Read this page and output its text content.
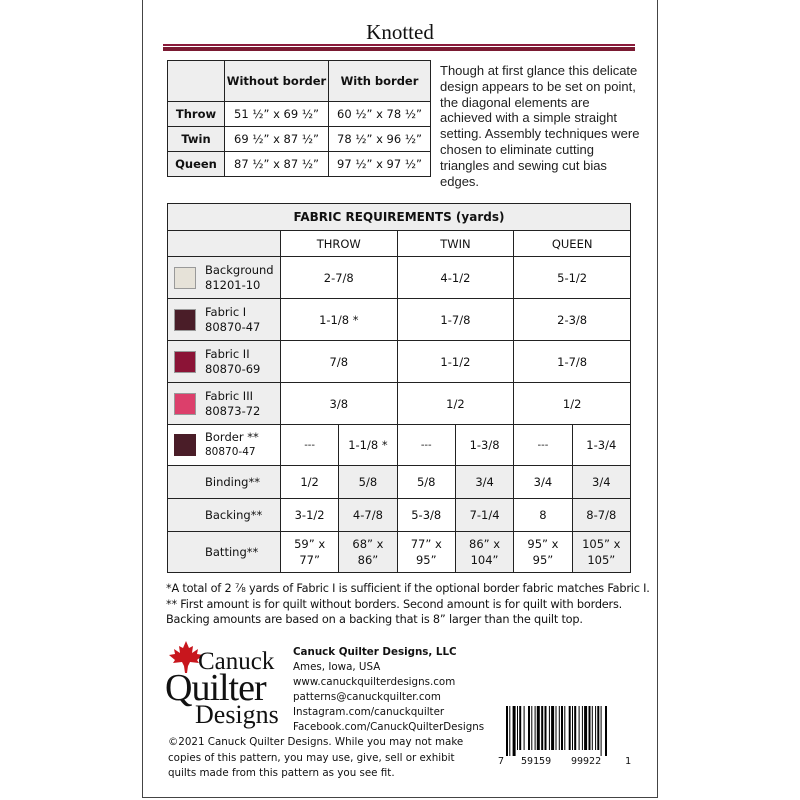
Knotted
	Without border	With border
Throw	51 ½” x 69 ½”	60 ½” x 78 ½”
Twin	69 ½” x 87 ½”	78 ½” x 96 ½”
Queen	87 ½” x 87 ½”	97 ½” x 97 ½”
Though at first glance this delicate design appears to be set on point, the diagonal elements are achieved with a simple straight setting. Assembly techniques were chosen to eliminate cutting triangles and sewing cut bias edges.
FABRIC REQUIREMENTS (yards)						
	THROW		TWIN		QUEEN	

Background
81201-10	2-7/8		4-1/2		5-1/2	

Fabric I
80870-47	1-1/8 *		1-7/8		2-3/8	

Fabric II
80870-69	7/8		1-1/2		1-7/8	

Fabric III
80873-72	3/8		1/2		1/2	

Border **
80870-47	---	1-1/8 *	---	1-3/8	---	1-3/4
Binding**	1/2	5/8	5/8	3/4	3/4	3/4
Backing**	3-1/2	4-7/8	5-3/8	7-1/4	8	8-7/8
Batting**	59” x 77”	68” x 86”	77” x 95”	86” x 104”	95” x 95”	105” x 105”
*A total of 2 ⅞ yards of Fabric I is sufficient if the optional border fabric matches Fabric I.
** First amount is for quilt without borders. Second amount is for quilt with borders.
Backing amounts are based on a backing that is 8” larger than the quilt top.
Canuck
Quilter
Designs
Canuck Quilter Designs, LLC
Ames, Iowa, USA
www.canuckquilterdesigns.com
patterns@canuckquilter.com
Instagram.com/canuckquilter
Facebook.com/CanuckQuilterDesigns
©2021 Canuck Quilter Designs. While you may not make copies of this pattern, you may use, give, sell or exhibit quilts made from this pattern as you see fit.
7 59159 99922 1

________________

* [Exercise instructions]: Report only the number of lines that hold the word "Backing".

* [Response for this exercise]: 2